> _PROBLEM DETAILS_
Reproduce the records word for word, starting at the beginning of the records and ending with the line that contains "The pulley drive 101 is at (117, 46).", with that line included. Omit the pictures from your answer.

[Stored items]
>> BEGIN

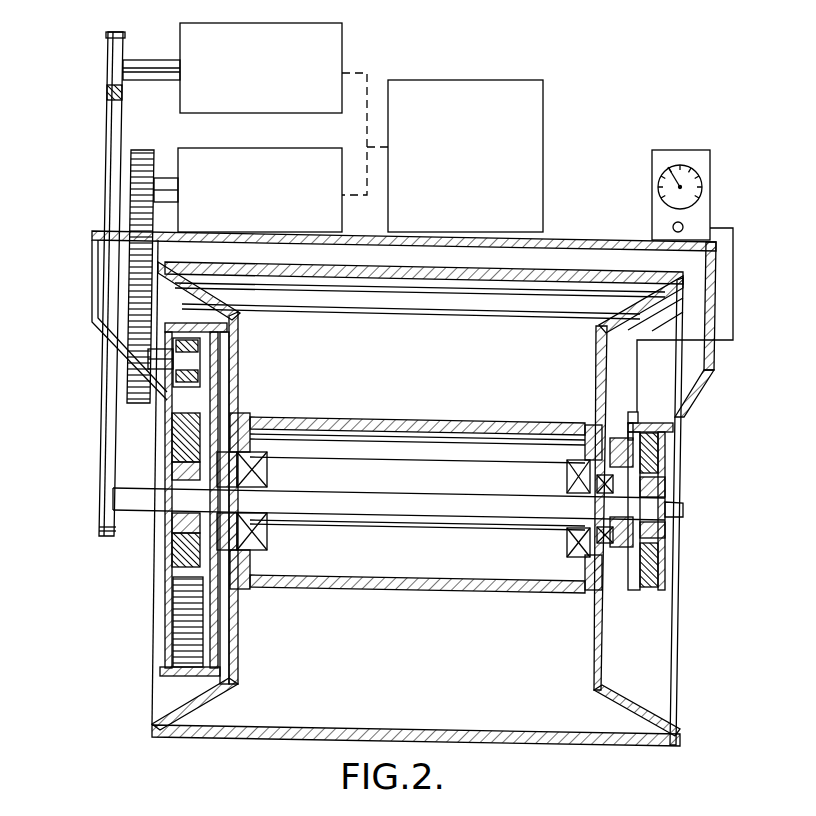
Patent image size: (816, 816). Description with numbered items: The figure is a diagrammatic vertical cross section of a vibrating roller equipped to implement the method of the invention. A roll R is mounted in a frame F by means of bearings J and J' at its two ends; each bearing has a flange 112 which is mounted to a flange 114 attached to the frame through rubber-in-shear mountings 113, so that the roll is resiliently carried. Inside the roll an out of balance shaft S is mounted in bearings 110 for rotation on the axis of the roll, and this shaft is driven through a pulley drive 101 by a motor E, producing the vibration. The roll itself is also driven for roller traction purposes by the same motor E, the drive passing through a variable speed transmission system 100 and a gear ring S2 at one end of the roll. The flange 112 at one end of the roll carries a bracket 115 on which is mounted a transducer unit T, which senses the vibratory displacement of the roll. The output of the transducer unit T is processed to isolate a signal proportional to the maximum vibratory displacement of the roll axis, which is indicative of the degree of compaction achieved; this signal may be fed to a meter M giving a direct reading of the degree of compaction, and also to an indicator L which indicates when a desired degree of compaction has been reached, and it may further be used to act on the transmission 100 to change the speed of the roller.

The pulley drive 101 is at (117, 46).
The variable speed transmission system 100 is at (272, 207).
The motor E is at (466, 174).
The meter M is at (704, 150).
The indicator L is at (683, 226).
The frame F is at (614, 242).
The roll R is at (410, 361).
The out of balance shaft S is at (406, 498).
The gear ring S2 is at (175, 648).
The bearing J is at (173, 503).
The bearing J' is at (666, 506).
The bearings 110 is at (268, 470).
The flange 112 is at (180, 578).
The rubber-in-shear mountings 113 is at (190, 423).
The flange 114 is at (213, 403).
The bracket 115 is at (625, 424).
The transducer unit T is at (627, 420).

>> END

> _RESULT BELOW_
Patent image size: (816, 816). Description with numbered items: The figure is a diagrammatic vertical cross section of a vibrating roller equipped to implement the method of the invention. A roll R is mounted in a frame F by means of bearings J and J' at its two ends; each bearing has a flange 112 which is mounted to a flange 114 attached to the frame through rubber-in-shear mountings 113, so that the roll is resiliently carried. Inside the roll an out of balance shaft S is mounted in bearings 110 for rotation on the axis of the roll, and this shaft is driven through a pulley drive 101 by a motor E, producing the vibration. The roll itself is also driven for roller traction purposes by the same motor E, the drive passing through a variable speed transmission system 100 and a gear ring S2 at one end of the roll. The flange 112 at one end of the roll carries a bracket 115 on which is mounted a transducer unit T, which senses the vibratory displacement of the roll. The output of the transducer unit T is processed to isolate a signal proportional to the maximum vibratory displacement of the roll axis, which is indicative of the degree of compaction achieved; this signal may be fed to a meter M giving a direct reading of the degree of compaction, and also to an indicator L which indicates when a desired degree of compaction has been reached, and it may further be used to act on the transmission 100 to change the speed of the roller.

The pulley drive 101 is at (117, 46).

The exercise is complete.